## GIVEN INSTRUCTION
Which lines below hold the word "Пропозиції"? Report each one.

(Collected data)
==================================================

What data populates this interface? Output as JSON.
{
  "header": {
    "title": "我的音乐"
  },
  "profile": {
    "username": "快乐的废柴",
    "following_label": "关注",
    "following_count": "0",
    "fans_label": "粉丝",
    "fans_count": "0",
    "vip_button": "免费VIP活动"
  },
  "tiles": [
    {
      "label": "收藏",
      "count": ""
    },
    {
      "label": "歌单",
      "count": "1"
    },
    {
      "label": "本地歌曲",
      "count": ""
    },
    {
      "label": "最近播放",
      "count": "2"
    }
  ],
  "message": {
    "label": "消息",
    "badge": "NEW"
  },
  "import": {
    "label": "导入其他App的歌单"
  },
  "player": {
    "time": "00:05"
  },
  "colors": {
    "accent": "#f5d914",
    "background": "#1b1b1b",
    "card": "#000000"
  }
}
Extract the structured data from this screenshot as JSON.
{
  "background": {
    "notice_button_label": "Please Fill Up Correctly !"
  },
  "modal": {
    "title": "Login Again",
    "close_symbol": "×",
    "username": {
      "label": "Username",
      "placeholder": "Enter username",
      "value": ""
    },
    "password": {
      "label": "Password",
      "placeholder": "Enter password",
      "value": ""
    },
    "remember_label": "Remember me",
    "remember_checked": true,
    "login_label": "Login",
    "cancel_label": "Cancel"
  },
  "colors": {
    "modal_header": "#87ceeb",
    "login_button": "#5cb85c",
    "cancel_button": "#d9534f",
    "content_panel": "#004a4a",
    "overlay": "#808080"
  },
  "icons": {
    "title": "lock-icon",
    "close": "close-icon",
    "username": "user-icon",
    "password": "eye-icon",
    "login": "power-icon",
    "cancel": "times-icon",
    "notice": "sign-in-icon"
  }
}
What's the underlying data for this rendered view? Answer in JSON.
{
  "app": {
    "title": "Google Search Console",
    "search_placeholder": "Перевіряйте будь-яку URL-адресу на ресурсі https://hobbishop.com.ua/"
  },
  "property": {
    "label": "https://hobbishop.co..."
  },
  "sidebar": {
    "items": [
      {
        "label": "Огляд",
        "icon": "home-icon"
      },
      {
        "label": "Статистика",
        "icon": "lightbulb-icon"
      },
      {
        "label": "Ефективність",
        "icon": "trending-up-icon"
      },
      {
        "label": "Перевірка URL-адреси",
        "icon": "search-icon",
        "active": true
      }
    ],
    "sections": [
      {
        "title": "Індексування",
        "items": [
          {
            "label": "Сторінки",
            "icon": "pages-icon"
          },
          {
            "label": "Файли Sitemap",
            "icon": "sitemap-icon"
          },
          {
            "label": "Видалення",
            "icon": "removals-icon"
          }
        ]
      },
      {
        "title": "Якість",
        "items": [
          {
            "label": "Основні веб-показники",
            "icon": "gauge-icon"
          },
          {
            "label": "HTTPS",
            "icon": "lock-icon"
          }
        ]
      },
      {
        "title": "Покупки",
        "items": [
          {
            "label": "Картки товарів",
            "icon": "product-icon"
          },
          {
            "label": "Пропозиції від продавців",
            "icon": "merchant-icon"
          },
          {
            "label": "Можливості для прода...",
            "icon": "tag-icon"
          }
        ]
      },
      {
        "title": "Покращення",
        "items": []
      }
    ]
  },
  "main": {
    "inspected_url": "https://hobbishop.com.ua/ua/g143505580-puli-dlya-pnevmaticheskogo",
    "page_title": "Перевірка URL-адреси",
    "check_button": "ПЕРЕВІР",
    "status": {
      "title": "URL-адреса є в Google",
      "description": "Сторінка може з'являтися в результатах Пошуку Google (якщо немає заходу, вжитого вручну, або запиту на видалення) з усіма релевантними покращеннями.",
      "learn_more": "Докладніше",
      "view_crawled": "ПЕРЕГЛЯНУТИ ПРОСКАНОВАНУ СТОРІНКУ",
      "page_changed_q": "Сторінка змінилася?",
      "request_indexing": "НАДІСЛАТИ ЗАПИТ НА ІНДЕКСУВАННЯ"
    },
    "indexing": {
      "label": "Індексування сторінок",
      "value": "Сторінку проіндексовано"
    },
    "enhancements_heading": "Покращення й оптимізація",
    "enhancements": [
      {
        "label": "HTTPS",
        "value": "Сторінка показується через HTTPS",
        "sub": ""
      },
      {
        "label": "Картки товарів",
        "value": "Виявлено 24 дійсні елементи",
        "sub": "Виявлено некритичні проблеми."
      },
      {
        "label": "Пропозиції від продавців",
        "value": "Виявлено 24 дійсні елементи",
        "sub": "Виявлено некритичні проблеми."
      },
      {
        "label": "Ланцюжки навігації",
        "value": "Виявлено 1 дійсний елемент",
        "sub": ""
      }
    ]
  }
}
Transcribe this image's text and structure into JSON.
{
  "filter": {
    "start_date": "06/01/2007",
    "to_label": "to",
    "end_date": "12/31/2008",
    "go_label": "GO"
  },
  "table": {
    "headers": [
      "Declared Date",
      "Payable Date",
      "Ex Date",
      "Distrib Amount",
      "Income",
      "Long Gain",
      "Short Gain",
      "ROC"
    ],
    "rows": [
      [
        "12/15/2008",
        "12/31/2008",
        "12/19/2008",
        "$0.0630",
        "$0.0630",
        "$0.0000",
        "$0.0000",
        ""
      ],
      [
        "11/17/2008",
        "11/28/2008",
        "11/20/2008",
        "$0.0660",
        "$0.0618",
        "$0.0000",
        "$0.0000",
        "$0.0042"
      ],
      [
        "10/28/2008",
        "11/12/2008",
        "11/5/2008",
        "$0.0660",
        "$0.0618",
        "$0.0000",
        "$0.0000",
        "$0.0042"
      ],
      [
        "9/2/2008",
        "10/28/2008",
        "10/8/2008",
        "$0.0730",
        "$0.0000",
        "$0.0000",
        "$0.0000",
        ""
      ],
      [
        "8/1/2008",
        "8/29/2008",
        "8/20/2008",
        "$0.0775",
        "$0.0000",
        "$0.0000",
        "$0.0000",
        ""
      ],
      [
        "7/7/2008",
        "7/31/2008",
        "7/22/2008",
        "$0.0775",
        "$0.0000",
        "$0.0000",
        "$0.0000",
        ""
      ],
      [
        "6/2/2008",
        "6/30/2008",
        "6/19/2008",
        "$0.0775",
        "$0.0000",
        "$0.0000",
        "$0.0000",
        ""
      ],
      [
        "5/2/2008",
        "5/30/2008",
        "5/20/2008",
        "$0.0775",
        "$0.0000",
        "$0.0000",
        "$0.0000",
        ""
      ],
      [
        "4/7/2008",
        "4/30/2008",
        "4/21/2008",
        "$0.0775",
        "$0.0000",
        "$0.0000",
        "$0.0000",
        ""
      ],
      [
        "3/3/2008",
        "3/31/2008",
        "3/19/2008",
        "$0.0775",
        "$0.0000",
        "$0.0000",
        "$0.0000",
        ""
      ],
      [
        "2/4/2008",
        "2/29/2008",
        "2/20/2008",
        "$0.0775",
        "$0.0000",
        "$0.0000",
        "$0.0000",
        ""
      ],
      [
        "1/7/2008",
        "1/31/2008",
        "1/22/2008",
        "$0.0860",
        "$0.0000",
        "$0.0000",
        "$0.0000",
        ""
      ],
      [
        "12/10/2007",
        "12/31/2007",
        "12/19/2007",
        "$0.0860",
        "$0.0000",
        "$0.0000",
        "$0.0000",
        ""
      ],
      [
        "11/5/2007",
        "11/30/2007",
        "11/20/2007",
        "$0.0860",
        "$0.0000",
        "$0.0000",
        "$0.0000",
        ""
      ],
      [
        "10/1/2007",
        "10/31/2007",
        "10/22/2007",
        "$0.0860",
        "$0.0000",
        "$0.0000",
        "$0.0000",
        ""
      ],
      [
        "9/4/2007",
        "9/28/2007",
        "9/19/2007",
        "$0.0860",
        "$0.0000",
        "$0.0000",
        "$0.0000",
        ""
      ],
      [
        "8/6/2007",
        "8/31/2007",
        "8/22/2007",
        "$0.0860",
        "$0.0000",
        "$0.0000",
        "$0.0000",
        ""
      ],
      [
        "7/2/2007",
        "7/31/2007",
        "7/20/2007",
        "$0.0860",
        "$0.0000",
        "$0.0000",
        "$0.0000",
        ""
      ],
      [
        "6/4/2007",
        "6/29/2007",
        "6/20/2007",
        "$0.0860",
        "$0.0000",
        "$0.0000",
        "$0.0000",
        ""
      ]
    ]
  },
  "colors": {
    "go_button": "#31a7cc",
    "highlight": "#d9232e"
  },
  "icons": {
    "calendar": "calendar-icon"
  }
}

==================================================

## RESPONSE TO THIS TASK
            "label": "Пропозиції від продавців",
        "label": "Пропозиції від продавців",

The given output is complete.